**Seçilen bölüm:**
# # #

Müminler, Allah (cc)'ın "Anne-babaya, yakın akrabaya, yetimlere, yoksullara, yakın komşuya, uzak komşuya, yanınızdaki arkadaşa, yolda kalmışa ve sağ ellerinizin malik olduklarına güzellikle davranın." (Nisa Suresi, 36) hükmü gereği, çevrelerindeki insanlara karşı güzel tavırlar gösterirler. Kuran'dan uzak insanların sık sık yaşadıkları ters, sıkıntılı, kindar ve kavgacı ruh halinden yaşamları boyunca kaçınırlar. Affetme, hoşgörme ve karşı tarafı güzel olana çekme konusunda her zaman sabırlı ve kararlıdırlar. Allah (cc)'ın "Kim sabreder ve bağışlarsa, şüphesiz bu, azme değer işlerdendir" (Şura Suresi, 43) hükmüne riayet eder ve Allah (cc)'ın beğendiği ahlakı yaşama konusunda azim gösterirler.
Allah (cc), insanların hem güzel ahlak göstermelerini, hem de bağışlayıcı olmalarını istemektedir. Allah (cc), bir ayetinde de şöyle buyurmaktadır:
Sizden, faziletli ve varlıklı olanlar, yakınlara, yoksullara ve Allah yolunda hicret edenlere vermekte eksiltme yapmasınlar, affetsinler ve hoş görsünler. Allah'ın sizi bağışlamasını sevmez misiniz? Allah, bağışlayandır, esirgeyendir. (Nur Suresi, 22)

# # #

**Sağlanan veriler:**
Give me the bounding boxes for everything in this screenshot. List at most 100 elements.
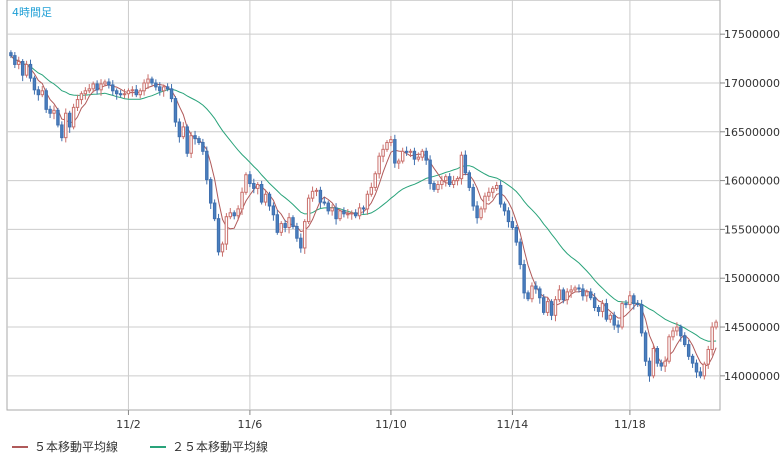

# # #

**Yapılacak iş:**
Güzel ahlak ve affetme üzerine olan metnin "Allah (cc), insanların" sözleriyle başlayıp "(Nur Suresi, 22)" sözlerine kadar uzanan kısmını, "varlıklı" yerine "zengin" koyarak güncelle ve yeniden yaz.

**Nihai cevap:**
Allah (cc), insanların hem güzel ahlak göstermelerini, hem de bağışlayıcı olmalarını istemektedir. Allah (cc), bir ayetinde de şöyle buyurmaktadır:
Sizden, faziletli ve zengin olanlar, yakınlara, yoksullara ve Allah yolunda hicret edenlere vermekte eksiltme yapmasınlar, affetsinler ve hoş görsünler. Allah'ın sizi bağışlamasını sevmez misiniz? Allah, bağışlayandır, esirgeyendir. (Nur Suresi, 22)